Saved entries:

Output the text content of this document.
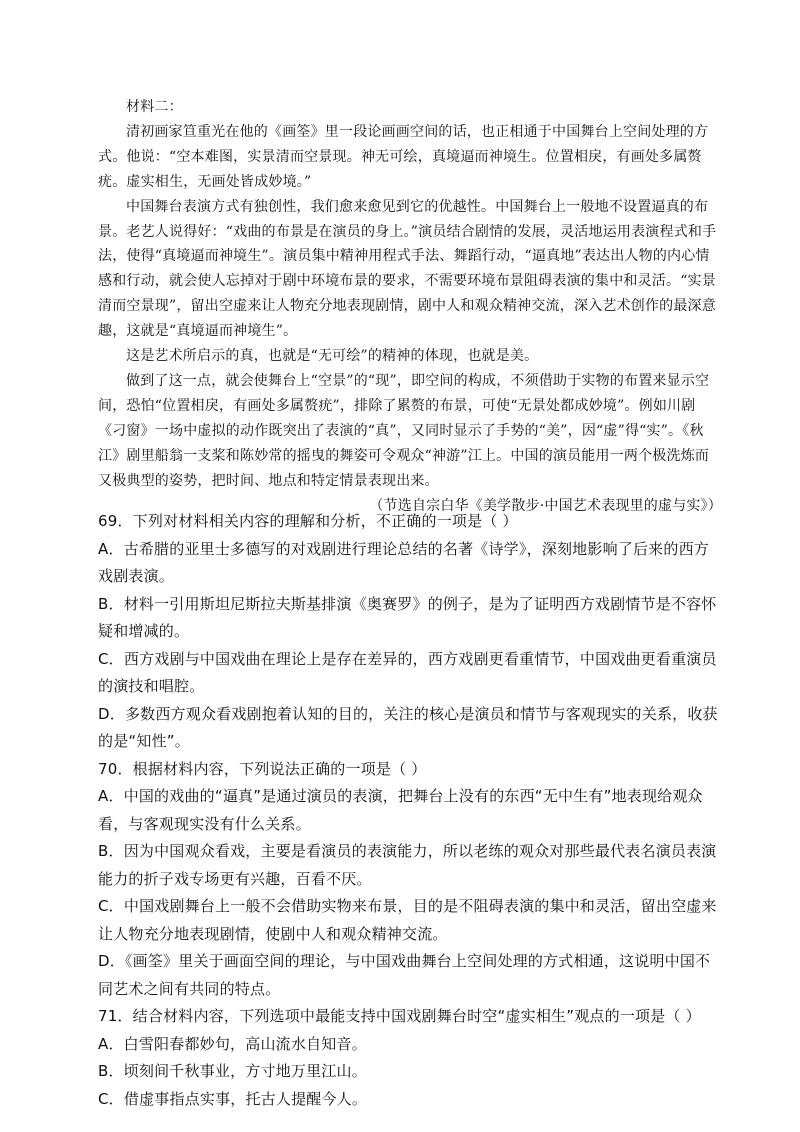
材料二：

清初画家笪重光在他的《画筌》里一段论画画空间的话，也正相通于中国舞台上空间处理的方式。他说：“空本难图，实景清而空景现。神无可绘，真境逼而神境生。位置相戾，有画处多属赘疣。虚实相生，无画处皆成妙境。”

中国舞台表演方式有独创性，我们愈来愈见到它的优越性。中国舞台上一般地不设置逼真的布景。老艺人说得好：“戏曲的布景是在演员的身上。”演员结合剧情的发展，灵活地运用表演程式和手法，使得“真境逼而神境生”。演员集中精神用程式手法、舞蹈行动，“逼真地”表达出人物的内心情感和行动，就会使人忘掉对于剧中环境布景的要求，不需要环境布景阻碍表演的集中和灵活。“实景清而空景现”，留出空虚来让人物充分地表现剧情，剧中人和观众精神交流，深入艺术创作的最深意趣，这就是“真境逼而神境生”。

这是艺术所启示的真，也就是“无可绘”的精神的体现，也就是美。

做到了这一点，就会使舞台上“空景”的“现”，即空间的构成，不须借助于实物的布置来显示空间，恐怕“位置相戾，有画处多属赘疣”，排除了累赘的布景，可使“无景处都成妙境”。例如川剧《刁窗》一场中虚拟的动作既突出了表演的“真”，又同时显示了手势的“美”，因“虚”得“实”。《秋江》剧里船翁一支桨和陈妙常的摇曳的舞姿可令观众“神游”江上。中国的演员能用一两个极洗炼而又极典型的姿势，把时间、地点和特定情景表现出来。

（节选自宗白华《美学散步·中国艺术表现里的虚与实》）

69．下列对材料相关内容的理解和分析，不正确的一项是（ ）

A．古希腊的亚里士多德写的对戏剧进行理论总结的名著《诗学》，深刻地影响了后来的西方戏剧表演。

B．材料一引用斯坦尼斯拉夫斯基排演《奥赛罗》的例子，是为了证明西方戏剧情节是不容怀疑和增减的。

C．西方戏剧与中国戏曲在理论上是存在差异的，西方戏剧更看重情节，中国戏曲更看重演员的演技和唱腔。

D．多数西方观众看戏剧抱着认知的目的，关注的核心是演员和情节与客观现实的关系，收获的是“知性”。

70．根据材料内容，下列说法正确的一项是（ ）

A．中国的戏曲的“逼真”是通过演员的表演，把舞台上没有的东西“无中生有”地表现给观众看，与客观现实没有什么关系。

B．因为中国观众看戏，主要是看演员的表演能力，所以老练的观众对那些最代表名演员表演能力的折子戏专场更有兴趣，百看不厌。

C．中国戏剧舞台上一般不会借助实物来布景，目的是不阻碍表演的集中和灵活，留出空虚来让人物充分地表现剧情，使剧中人和观众精神交流。

D．《画筌》里关于画面空间的理论，与中国戏曲舞台上空间处理的方式相通，这说明中国不同艺术之间有共同的特点。

71．结合材料内容，下列选项中最能支持中国戏剧舞台时空“虚实相生”观点的一项是（ ）

A．白雪阳春都妙句，高山流水自知音。

B．顷刻间千秋事业，方寸地万里江山。

C．借虚事指点实事，托古人提醒今人。
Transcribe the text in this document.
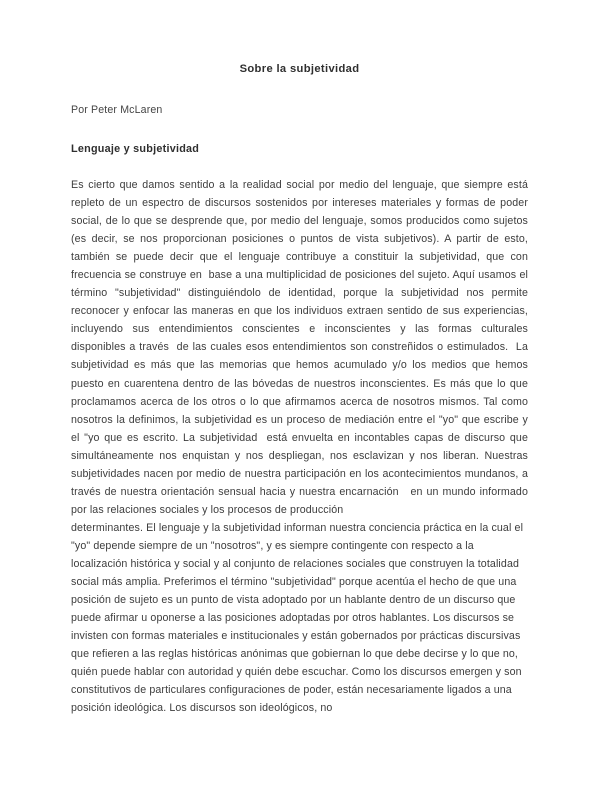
Sobre la subjetividad
Por Peter McLaren
Lenguaje y subjetividad

Es cierto que damos sentido a la realidad social por medio del lenguaje, que siempre está repleto de un espectro de discursos sostenidos por intereses materiales y formas de poder social, de lo que se desprende que, por medio del lenguaje, somos producidos como sujetos (es decir, se nos proporcionan posiciones o puntos de vista subjetivos). A partir de esto, también se puede decir que el lenguaje contribuye a constituir la subjetividad, que con frecuencia se construye en  base a una multiplicidad de posiciones del sujeto. Aquí usamos el término "subjetividad" distinguiéndolo de identidad, porque la subjetividad nos permite reconocer y enfocar las maneras en que los individuos extraen sentido de sus experiencias, incluyendo sus entendimientos conscientes e inconscientes y las formas culturales disponibles a través  de las cuales esos entendimientos son constreñidos o estimulados.  La subjetividad es más que las memorias que hemos acumulado y/o los medios que hemos puesto en cuarentena dentro de las bóvedas de nuestros inconscientes. Es más que lo que proclamamos acerca de los otros o lo que afirmamos acerca de nosotros mismos. Tal como nosotros la definimos, la subjetividad es un proceso de mediación entre el "yo" que escribe y el "yo que es escrito. La subjetividad  está envuelta en incontables capas de discurso que simultáneamente nos enquistan y nos despliegan, nos esclavizan y nos liberan. Nuestras subjetividades nacen por medio de nuestra participación en los acontecimientos mundanos, a través de nuestra orientación sensual hacia y nuestra encarnación   en un mundo informado por las relaciones sociales y los procesos de producción
determinantes. El lenguaje y la subjetividad informan nuestra conciencia práctica en la cual el "yo" depende siempre de un "nosotros", y es siempre contingente con respecto a la localización histórica y social y al conjunto de relaciones sociales que construyen la totalidad social más amplia. Preferimos el término "subjetividad" porque acentúa el hecho de que una posición de sujeto es un punto de vista adoptado por un hablante dentro de un discurso que puede afirmar u oponerse a las posiciones adoptadas por otros hablantes. Los discursos se invisten con formas materiales e institucionales y están gobernados por prácticas discursivas que refieren a las reglas históricas anónimas que gobiernan lo que debe decirse y lo que no, quién puede hablar con autoridad y quién debe escuchar. Como los discursos emergen y son constitutivos de particulares configuraciones de poder, están necesariamente ligados a una posición ideológica. Los discursos son ideológicos, no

SHORT TASK: Reproduce every line exactly and omit all pictures.

EXERCISE SOLUTION:
Output the text content of this document.
材料二：

清初画家笪重光在他的《画筌》里一段论画画空间的话，也正相通于中国舞台上空间处理的方式。他说：“空本难图，实景清而空景现。神无可绘，真境逼而神境生。位置相戾，有画处多属赘疣。虚实相生，无画处皆成妙境。”

中国舞台表演方式有独创性，我们愈来愈见到它的优越性。中国舞台上一般地不设置逼真的布景。老艺人说得好：“戏曲的布景是在演员的身上。”演员结合剧情的发展，灵活地运用表演程式和手法，使得“真境逼而神境生”。演员集中精神用程式手法、舞蹈行动，“逼真地”表达出人物的内心情感和行动，就会使人忘掉对于剧中环境布景的要求，不需要环境布景阻碍表演的集中和灵活。“实景清而空景现”，留出空虚来让人物充分地表现剧情，剧中人和观众精神交流，深入艺术创作的最深意趣，这就是“真境逼而神境生”。

这是艺术所启示的真，也就是“无可绘”的精神的体现，也就是美。

做到了这一点，就会使舞台上“空景”的“现”，即空间的构成，不须借助于实物的布置来显示空间，恐怕“位置相戾，有画处多属赘疣”，排除了累赘的布景，可使“无景处都成妙境”。例如川剧《刁窗》一场中虚拟的动作既突出了表演的“真”，又同时显示了手势的“美”，因“虚”得“实”。《秋江》剧里船翁一支桨和陈妙常的摇曳的舞姿可令观众“神游”江上。中国的演员能用一两个极洗炼而又极典型的姿势，把时间、地点和特定情景表现出来。

（节选自宗白华《美学散步·中国艺术表现里的虚与实》）

69．下列对材料相关内容的理解和分析，不正确的一项是（ ）

A．古希腊的亚里士多德写的对戏剧进行理论总结的名著《诗学》，深刻地影响了后来的西方戏剧表演。

B．材料一引用斯坦尼斯拉夫斯基排演《奥赛罗》的例子，是为了证明西方戏剧情节是不容怀疑和增减的。

C．西方戏剧与中国戏曲在理论上是存在差异的，西方戏剧更看重情节，中国戏曲更看重演员的演技和唱腔。

D．多数西方观众看戏剧抱着认知的目的，关注的核心是演员和情节与客观现实的关系，收获的是“知性”。

70．根据材料内容，下列说法正确的一项是（ ）

A．中国的戏曲的“逼真”是通过演员的表演，把舞台上没有的东西“无中生有”地表现给观众看，与客观现实没有什么关系。

B．因为中国观众看戏，主要是看演员的表演能力，所以老练的观众对那些最代表名演员表演能力的折子戏专场更有兴趣，百看不厌。

C．中国戏剧舞台上一般不会借助实物来布景，目的是不阻碍表演的集中和灵活，留出空虚来让人物充分地表现剧情，使剧中人和观众精神交流。

D．《画筌》里关于画面空间的理论，与中国戏曲舞台上空间处理的方式相通，这说明中国不同艺术之间有共同的特点。

71．结合材料内容，下列选项中最能支持中国戏剧舞台时空“虚实相生”观点的一项是（ ）

A．白雪阳春都妙句，高山流水自知音。

B．顷刻间千秋事业，方寸地万里江山。

C．借虚事指点实事，托古人提醒今人。
Transcribe the text in this document.
Sobre la subjetividad
Por Peter McLaren
Lenguaje y subjetividad

Es cierto que damos sentido a la realidad social por medio del lenguaje, que siempre está repleto de un espectro de discursos sostenidos por intereses materiales y formas de poder social, de lo que se desprende que, por medio del lenguaje, somos producidos como sujetos (es decir, se nos proporcionan posiciones o puntos de vista subjetivos). A partir de esto, también se puede decir que el lenguaje contribuye a constituir la subjetividad, que con frecuencia se construye en  base a una multiplicidad de posiciones del sujeto. Aquí usamos el término "subjetividad" distinguiéndolo de identidad, porque la subjetividad nos permite reconocer y enfocar las maneras en que los individuos extraen sentido de sus experiencias, incluyendo sus entendimientos conscientes e inconscientes y las formas culturales disponibles a través  de las cuales esos entendimientos son constreñidos o estimulados.  La subjetividad es más que las memorias que hemos acumulado y/o los medios que hemos puesto en cuarentena dentro de las bóvedas de nuestros inconscientes. Es más que lo que proclamamos acerca de los otros o lo que afirmamos acerca de nosotros mismos. Tal como nosotros la definimos, la subjetividad es un proceso de mediación entre el "yo" que escribe y el "yo que es escrito. La subjetividad  está envuelta en incontables capas de discurso que simultáneamente nos enquistan y nos despliegan, nos esclavizan y nos liberan. Nuestras subjetividades nacen por medio de nuestra participación en los acontecimientos mundanos, a través de nuestra orientación sensual hacia y nuestra encarnación   en un mundo informado por las relaciones sociales y los procesos de producción
determinantes. El lenguaje y la subjetividad informan nuestra conciencia práctica en la cual el "yo" depende siempre de un "nosotros", y es siempre contingente con respecto a la localización histórica y social y al conjunto de relaciones sociales que construyen la totalidad social más amplia. Preferimos el término "subjetividad" porque acentúa el hecho de que una posición de sujeto es un punto de vista adoptado por un hablante dentro de un discurso que puede afirmar u oponerse a las posiciones adoptadas por otros hablantes. Los discursos se invisten con formas materiales e institucionales y están gobernados por prácticas discursivas que refieren a las reglas históricas anónimas que gobiernan lo que debe decirse y lo que no, quién puede hablar con autoridad y quién debe escuchar. Como los discursos emergen y son constitutivos de particulares configuraciones de poder, están necesariamente ligados a una posición ideológica. Los discursos son ideológicos, no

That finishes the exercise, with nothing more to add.